+++ EXTRACTED INFORMATION +++

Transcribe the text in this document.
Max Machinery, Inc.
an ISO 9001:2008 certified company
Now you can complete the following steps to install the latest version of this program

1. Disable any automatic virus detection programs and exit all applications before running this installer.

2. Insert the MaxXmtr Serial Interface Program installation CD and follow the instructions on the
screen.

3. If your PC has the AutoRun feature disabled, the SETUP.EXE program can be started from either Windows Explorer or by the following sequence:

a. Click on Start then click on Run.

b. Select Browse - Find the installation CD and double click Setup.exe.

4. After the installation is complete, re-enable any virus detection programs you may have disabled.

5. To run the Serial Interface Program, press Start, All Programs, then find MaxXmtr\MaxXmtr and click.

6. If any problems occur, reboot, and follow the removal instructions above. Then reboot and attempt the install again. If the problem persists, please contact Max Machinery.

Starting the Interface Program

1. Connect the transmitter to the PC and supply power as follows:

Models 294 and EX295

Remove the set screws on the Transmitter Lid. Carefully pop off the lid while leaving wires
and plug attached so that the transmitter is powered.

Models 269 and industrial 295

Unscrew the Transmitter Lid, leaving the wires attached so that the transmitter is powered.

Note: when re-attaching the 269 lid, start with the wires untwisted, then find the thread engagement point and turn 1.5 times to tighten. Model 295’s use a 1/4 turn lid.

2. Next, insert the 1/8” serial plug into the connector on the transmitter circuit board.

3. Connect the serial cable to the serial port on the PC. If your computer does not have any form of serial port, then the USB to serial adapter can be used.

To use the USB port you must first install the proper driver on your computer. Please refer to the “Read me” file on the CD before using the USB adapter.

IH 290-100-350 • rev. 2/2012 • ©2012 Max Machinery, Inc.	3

+++
+++ EXTRACTED INFORMATION +++

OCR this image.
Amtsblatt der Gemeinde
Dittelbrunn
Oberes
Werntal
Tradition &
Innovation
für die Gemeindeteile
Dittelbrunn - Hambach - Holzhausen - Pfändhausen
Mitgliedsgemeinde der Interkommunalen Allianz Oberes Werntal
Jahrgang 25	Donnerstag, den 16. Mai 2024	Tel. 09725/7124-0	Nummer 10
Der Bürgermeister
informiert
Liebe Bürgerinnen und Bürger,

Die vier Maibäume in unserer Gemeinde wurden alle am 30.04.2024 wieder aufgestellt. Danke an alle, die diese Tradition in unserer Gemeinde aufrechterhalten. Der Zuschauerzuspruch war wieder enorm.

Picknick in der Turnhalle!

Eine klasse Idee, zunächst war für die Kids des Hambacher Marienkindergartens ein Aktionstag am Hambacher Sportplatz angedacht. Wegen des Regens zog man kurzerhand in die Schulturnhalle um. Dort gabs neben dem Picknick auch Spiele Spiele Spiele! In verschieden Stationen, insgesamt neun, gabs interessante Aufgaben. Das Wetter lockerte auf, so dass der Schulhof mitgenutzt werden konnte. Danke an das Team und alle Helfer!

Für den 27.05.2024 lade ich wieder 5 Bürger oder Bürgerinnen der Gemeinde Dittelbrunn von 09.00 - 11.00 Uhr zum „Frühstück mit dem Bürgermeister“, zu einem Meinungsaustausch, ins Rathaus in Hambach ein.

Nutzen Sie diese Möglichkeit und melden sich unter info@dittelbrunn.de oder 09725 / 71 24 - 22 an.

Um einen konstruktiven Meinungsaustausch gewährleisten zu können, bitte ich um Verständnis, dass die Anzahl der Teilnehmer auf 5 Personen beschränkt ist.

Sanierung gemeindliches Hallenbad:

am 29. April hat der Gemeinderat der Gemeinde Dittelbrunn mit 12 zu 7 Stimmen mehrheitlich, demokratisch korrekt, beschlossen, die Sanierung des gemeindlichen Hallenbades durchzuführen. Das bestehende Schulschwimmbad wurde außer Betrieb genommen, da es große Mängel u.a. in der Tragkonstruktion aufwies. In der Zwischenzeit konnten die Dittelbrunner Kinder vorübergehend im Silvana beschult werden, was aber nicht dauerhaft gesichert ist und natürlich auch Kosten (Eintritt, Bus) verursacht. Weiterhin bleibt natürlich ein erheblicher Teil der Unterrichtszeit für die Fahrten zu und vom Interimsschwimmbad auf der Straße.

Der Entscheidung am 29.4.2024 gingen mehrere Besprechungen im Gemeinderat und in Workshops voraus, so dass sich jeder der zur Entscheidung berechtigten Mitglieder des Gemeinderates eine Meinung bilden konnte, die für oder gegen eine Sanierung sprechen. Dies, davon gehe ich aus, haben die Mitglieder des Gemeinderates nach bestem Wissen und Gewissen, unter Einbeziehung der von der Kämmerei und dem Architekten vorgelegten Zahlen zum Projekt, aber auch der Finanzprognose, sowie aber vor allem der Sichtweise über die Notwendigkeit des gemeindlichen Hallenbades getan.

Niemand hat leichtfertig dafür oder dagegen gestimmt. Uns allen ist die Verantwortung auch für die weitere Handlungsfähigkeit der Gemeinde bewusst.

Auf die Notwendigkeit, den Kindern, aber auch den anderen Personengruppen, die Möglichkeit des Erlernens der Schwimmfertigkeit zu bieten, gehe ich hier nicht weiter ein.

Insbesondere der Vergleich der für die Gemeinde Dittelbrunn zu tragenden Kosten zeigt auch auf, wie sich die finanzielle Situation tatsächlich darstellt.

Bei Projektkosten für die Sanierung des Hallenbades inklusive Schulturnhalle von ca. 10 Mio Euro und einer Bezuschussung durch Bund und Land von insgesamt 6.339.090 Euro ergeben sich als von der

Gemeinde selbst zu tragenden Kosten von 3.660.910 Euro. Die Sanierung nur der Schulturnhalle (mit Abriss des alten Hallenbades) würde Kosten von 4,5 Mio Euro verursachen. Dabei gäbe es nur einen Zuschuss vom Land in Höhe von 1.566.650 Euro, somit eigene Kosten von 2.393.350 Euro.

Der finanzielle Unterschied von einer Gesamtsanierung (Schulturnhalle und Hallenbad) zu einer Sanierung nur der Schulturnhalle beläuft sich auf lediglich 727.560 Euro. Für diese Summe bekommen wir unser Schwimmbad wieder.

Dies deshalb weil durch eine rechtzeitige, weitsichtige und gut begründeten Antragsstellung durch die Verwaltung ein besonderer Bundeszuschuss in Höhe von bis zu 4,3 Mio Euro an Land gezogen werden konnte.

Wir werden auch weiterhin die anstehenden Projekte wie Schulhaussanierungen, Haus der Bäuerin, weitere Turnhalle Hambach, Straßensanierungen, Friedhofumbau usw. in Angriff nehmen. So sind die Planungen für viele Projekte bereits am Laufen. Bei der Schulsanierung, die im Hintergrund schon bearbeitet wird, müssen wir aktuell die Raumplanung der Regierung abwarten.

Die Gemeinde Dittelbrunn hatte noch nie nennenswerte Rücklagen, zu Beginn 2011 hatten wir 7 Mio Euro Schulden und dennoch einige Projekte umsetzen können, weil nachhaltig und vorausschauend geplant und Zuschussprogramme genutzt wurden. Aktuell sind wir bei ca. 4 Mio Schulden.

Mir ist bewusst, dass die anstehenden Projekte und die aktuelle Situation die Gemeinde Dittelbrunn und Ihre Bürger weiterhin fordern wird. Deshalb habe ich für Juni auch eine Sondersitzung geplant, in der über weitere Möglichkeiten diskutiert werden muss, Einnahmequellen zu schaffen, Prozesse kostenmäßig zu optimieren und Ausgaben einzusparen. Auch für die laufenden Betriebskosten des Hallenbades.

+++
+++ EXTRACTED INFORMATION +++

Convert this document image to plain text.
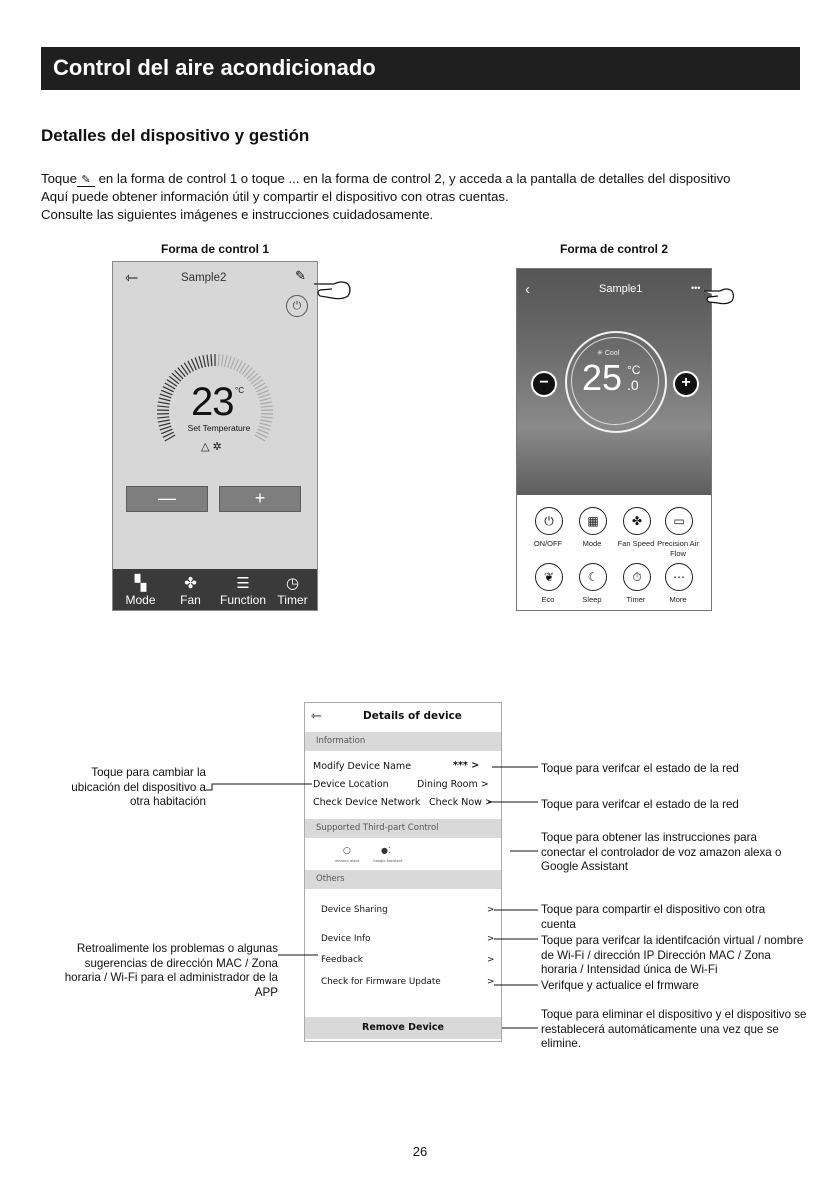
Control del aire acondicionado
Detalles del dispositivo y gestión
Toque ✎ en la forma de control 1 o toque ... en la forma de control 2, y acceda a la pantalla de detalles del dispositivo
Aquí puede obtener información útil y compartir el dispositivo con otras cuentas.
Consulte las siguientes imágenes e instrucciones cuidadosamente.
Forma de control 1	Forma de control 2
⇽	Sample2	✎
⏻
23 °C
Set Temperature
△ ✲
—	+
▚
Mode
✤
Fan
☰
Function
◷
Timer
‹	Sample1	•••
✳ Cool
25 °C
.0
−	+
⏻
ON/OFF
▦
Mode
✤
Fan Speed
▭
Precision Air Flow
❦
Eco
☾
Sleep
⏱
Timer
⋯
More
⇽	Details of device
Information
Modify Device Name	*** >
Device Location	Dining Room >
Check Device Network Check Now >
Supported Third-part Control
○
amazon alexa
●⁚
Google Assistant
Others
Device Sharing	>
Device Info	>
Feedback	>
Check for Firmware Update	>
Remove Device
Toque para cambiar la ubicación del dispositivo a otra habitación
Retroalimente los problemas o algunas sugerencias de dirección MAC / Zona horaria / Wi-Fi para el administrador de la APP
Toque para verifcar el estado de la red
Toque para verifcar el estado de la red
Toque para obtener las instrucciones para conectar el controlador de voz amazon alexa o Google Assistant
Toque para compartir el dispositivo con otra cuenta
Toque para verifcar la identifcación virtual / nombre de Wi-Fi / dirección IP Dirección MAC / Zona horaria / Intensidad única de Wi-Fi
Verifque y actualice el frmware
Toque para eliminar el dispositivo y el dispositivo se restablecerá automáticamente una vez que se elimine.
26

+++

TASK BRIEF :: Number of lines containing "plug" in the data: state it and nothing more.

ANSWER AREA :: 2